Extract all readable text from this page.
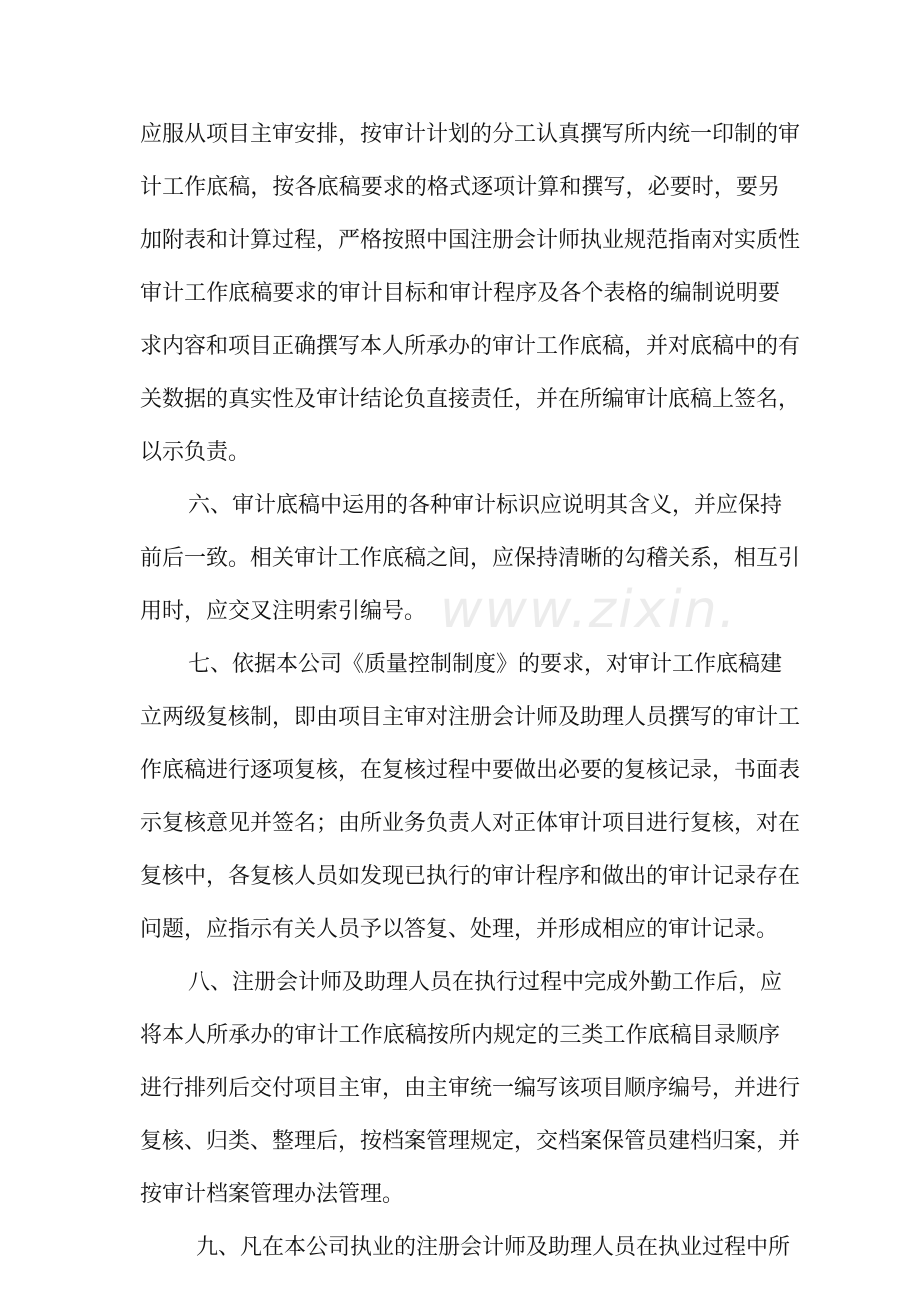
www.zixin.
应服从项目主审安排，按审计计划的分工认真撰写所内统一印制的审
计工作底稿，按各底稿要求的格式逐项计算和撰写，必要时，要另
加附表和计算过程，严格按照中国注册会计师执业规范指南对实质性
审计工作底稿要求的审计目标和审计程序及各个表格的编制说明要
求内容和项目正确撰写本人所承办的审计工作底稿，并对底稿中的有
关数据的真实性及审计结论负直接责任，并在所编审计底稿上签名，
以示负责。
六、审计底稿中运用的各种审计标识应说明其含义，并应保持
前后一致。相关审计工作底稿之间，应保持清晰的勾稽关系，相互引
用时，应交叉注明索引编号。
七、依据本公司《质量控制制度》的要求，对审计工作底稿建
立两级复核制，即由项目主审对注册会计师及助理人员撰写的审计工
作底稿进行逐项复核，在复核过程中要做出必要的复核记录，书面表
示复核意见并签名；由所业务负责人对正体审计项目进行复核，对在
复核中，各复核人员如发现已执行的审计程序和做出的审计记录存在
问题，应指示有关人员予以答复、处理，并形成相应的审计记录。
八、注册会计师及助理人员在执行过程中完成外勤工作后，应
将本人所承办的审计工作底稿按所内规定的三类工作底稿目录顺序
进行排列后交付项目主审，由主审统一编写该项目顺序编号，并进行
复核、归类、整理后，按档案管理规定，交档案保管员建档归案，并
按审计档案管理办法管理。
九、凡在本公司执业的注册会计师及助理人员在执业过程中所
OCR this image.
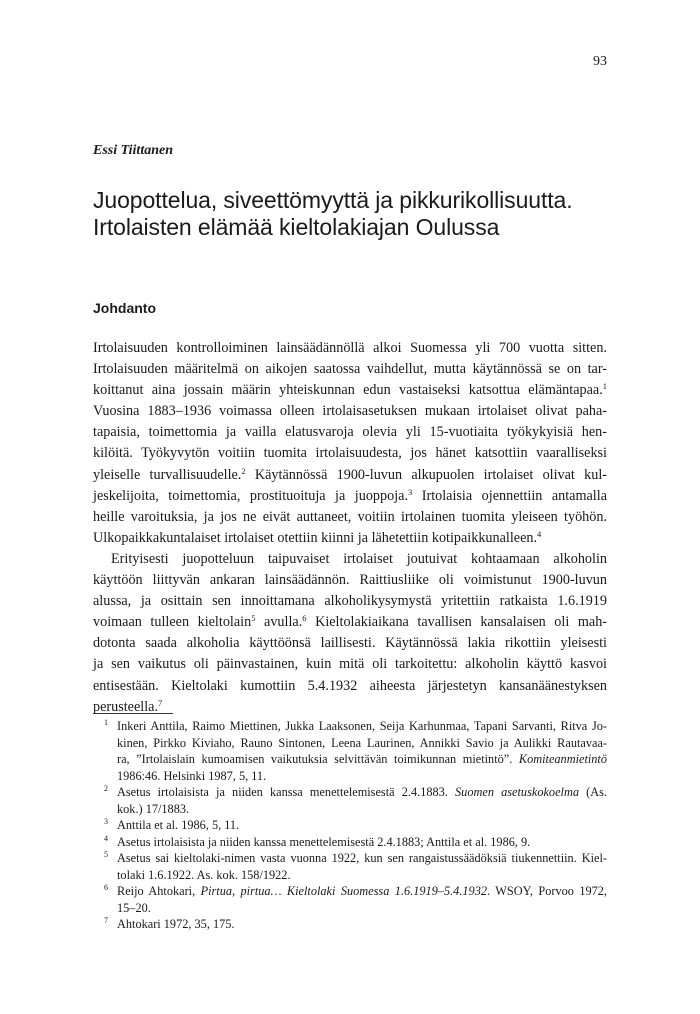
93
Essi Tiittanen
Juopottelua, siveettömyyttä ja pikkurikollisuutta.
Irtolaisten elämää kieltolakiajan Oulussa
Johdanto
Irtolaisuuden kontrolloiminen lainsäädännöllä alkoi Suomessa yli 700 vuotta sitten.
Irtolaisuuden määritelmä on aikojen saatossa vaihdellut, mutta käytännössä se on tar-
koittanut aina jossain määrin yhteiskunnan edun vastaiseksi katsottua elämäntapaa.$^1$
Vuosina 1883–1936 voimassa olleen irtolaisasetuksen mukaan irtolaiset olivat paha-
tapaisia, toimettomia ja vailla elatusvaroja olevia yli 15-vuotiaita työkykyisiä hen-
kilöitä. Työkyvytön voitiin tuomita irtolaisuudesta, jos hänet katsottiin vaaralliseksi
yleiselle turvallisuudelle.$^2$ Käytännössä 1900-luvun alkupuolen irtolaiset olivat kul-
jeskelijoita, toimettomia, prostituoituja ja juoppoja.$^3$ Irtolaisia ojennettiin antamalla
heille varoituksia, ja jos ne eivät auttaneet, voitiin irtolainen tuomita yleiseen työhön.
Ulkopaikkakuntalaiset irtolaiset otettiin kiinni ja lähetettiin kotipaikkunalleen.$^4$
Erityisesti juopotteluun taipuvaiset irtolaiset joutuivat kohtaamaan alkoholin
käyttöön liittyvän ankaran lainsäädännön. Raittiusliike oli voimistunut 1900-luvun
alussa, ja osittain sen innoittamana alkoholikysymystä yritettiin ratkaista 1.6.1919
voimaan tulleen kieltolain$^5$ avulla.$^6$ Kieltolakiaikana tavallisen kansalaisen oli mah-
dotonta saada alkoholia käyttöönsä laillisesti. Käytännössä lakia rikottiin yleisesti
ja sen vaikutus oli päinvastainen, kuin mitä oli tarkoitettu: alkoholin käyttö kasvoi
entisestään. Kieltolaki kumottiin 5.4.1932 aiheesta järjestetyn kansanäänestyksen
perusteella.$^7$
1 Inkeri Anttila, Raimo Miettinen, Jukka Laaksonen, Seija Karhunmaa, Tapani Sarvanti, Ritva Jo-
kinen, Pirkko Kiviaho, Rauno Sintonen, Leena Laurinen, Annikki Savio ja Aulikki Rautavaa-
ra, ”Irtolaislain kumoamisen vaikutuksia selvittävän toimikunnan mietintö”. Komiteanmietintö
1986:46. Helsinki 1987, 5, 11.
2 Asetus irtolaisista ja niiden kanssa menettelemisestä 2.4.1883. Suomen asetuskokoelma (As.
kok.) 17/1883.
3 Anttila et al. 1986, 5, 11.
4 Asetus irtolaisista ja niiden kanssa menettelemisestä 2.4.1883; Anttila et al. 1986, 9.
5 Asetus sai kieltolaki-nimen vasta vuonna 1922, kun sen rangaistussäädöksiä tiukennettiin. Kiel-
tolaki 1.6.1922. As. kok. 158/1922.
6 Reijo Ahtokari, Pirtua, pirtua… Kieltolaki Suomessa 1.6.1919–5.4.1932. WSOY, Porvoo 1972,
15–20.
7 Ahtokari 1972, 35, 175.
──────
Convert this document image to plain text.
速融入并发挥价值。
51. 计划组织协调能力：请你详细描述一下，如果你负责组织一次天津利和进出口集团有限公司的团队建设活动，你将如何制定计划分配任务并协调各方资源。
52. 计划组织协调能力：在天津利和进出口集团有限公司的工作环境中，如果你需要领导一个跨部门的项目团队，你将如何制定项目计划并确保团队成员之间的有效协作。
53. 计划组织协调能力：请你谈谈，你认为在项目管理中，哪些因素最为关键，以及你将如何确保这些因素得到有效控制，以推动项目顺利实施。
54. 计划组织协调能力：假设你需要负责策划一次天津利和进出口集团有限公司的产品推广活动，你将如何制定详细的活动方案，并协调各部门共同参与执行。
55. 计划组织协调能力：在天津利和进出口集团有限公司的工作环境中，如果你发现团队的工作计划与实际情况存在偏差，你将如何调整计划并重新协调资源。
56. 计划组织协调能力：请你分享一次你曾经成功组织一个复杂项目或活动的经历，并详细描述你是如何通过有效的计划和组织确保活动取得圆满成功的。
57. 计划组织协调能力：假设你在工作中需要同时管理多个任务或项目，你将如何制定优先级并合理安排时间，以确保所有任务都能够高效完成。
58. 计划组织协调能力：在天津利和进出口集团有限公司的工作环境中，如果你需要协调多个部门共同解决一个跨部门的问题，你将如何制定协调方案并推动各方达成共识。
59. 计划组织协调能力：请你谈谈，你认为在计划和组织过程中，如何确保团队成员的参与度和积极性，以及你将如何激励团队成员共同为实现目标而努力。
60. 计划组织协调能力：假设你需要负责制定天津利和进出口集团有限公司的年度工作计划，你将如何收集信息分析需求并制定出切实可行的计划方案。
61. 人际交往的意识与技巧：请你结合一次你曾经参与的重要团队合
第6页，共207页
──────
Using the records above, list each line that includes "menettelemisestä".

Response to the task>
2 Asetus irtolaisista ja niiden kanssa menettelemisestä 2.4.1883. Suomen asetuskokoelma (As.
4 Asetus irtolaisista ja niiden kanssa menettelemisestä 2.4.1883; Anttila et al. 1986, 9.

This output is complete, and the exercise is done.